Détails du problème:
Poursuivez l'extrait ci-dessous, une analyse juridique sur le changement de circonstances au Bangladesh, en reprenant juste après sa dernière phrase.

Extrait fourni:
· · · · ·

III. La question en litige
[6] La Commission a‑t‑elle commis une erreur en déclarant que les circonstances ont changé au Bangladesh et que la crainte du demandeur, jugée crédible par la Commission, a par conséquent cessé d’exister?
IV. L’analyse
[7] Il importe de préciser que la Commission a ajouté foi à la crainte du demandeur et à son témoignage concernant la persécution qu’il a subie du fait de son appartenance à la minorité bouddhiste et de son rôle actif au sein de sa communauté. Elle était cependant d’avis que les circonstances ont cessé d’exister depuis l’arrivée au pouvoir d’un nouveau gouvernement et que, par conséquent, le demandeur n’a plus à craindre la persécution.
Le changement de circonstances
[8] Il est bien établi en droit que, pour être valides, « les changements doivent être suffisamment concrets et effectifs ou suffisamment importants, durables et effectifs pour rendre les craintes des demandeurs déraisonnables et, partant, sans fondement » (Tariq c Canada (Ministre de la Citoyenneté et de l’Immigration), 2001 CFPI 540, 205 F.T.R. 252, au paragraphe 31).

· · · · ·

Données fournies:
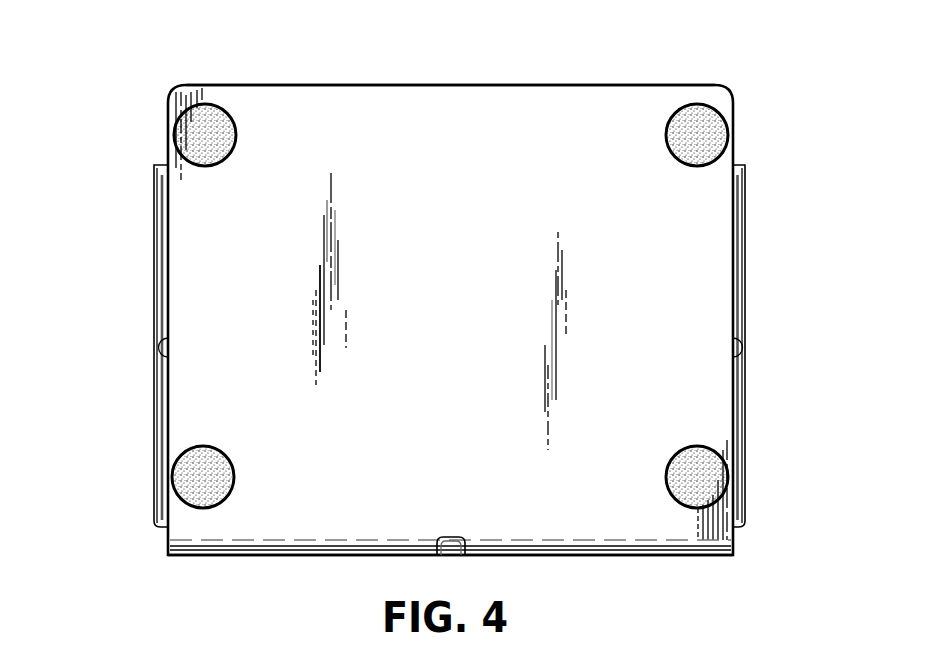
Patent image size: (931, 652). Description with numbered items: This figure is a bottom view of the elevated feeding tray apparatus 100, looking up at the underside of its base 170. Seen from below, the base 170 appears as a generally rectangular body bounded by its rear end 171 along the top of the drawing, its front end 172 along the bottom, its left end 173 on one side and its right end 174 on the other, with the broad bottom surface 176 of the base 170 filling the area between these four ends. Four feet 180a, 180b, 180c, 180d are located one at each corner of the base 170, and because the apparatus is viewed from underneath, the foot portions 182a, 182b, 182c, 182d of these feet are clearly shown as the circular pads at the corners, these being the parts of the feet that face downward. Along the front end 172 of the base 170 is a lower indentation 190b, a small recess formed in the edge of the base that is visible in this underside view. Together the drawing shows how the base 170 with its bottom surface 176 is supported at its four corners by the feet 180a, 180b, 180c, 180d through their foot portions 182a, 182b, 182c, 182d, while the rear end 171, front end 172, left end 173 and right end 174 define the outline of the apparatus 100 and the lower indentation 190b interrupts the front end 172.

The elevated feeding tray apparatus 100 is at (455, 332).
The base 170 is at (225, 368).
The rear end 171 is at (438, 110).
The front end 172 is at (415, 545).
The left end 173 is at (720, 331).
The right end 174 is at (183, 318).
The bottom surface 176 is at (456, 334).
The foot 180a is at (681, 508).
The foot 180b is at (664, 128).
The foot 180c is at (236, 116).
The foot 180d is at (209, 512).
The foot portion 182a is at (718, 475).
The foot portion 182b is at (714, 132).
The foot portion 182c is at (182, 133).
The foot portion 182d is at (185, 476).
The lower indentation 190b is at (450, 549).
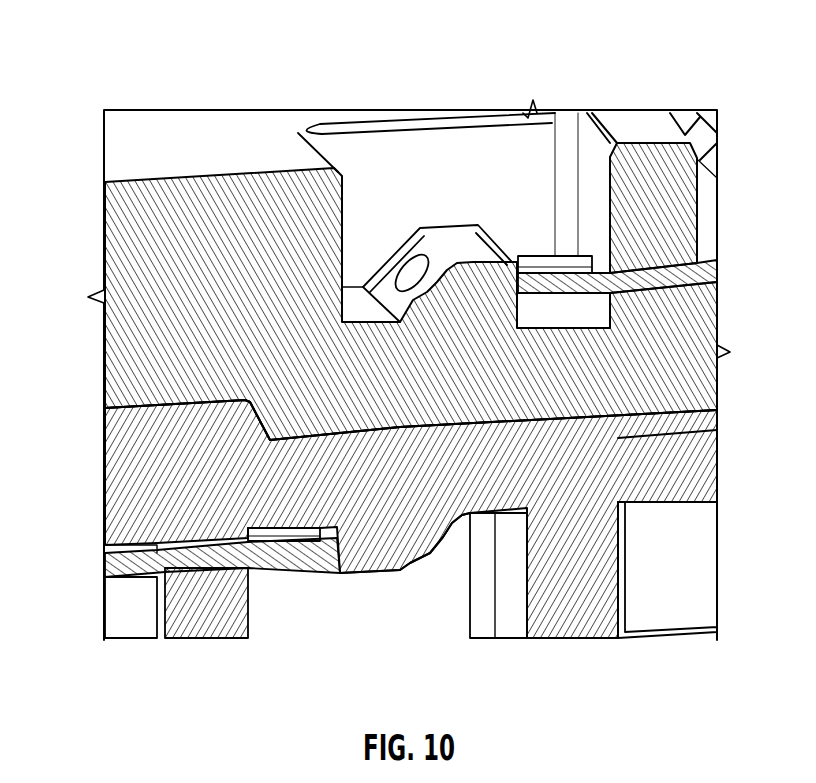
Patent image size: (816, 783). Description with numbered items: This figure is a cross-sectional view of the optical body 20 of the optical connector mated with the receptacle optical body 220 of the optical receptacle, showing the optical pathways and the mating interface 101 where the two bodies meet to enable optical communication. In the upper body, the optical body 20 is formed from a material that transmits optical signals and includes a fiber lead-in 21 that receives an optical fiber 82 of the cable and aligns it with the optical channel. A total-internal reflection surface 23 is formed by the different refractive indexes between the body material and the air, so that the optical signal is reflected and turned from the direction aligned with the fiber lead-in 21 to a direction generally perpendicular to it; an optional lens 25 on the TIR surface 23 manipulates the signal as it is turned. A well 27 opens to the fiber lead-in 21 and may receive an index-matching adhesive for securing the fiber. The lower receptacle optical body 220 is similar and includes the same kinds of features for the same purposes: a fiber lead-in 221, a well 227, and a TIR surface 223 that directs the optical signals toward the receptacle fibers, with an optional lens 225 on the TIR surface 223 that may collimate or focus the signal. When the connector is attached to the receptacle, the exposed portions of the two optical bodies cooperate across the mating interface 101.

· · · · ·

Réponse à la tâche:
[9] L’interprétation faite par la Cour dans Tariq s’accorde avec les dispositions relatives au changement de circonstances que l’on trouve dans le Guide du Haut Commissariat des Nations Unies pour les réfugiés [HCR] :
135. La condition que certaines « circonstances » aient « cessé d’exister » implique que des changements fondamentaux se soient produits dans le pays dont il y a lieu de penser qu’ils ont rendu sans fondement les craintes de persécution. Un simple changement – peut‑être transitoire – dans les faits qui ont suscité et entretenu chez le réfugié la crainte d’être persécuté et qui ne représente pas un changement fondamental de circonstances, ne suffit pas pour que cette cinquième clause joue. […]
(UNHCR, Guide des procédures et critères à appliquer pour déterminer le statut de réfugié, Genève, janvier 1988).
[10] La Commission est tenue d’effectuer une analyse détaillée des conditions qui existent dans le pays, surtout lorsque le changement de gouvernement est récent (Kifoueti c Canada (Ministre de la Citoyenneté et de l’Immigration) (1999), 164 F.T.R. 116).
[11] L’analyse de la Commission était loin d’être détaillée.
[12] Par ailleurs, il ne suffit pas d’affirmer qu’un changement de gouvernement est équivalent à un changement de circonstances. Il doit être établi que les principes juridiques appropriés ont été appliqués (Ahmed c Canada (Ministre de l’Emploi et de l’Immigration) (1993), 146 N.R. 221 (CAF)).
[13] En l’espèce, la preuve documentaire sur laquelle la Commission s’est fondée établit clairement que la persécution des minorités religieuses s’est poursuivie même après le retour au pouvoir de la ligue Awami (Awami League – AL), en 2008.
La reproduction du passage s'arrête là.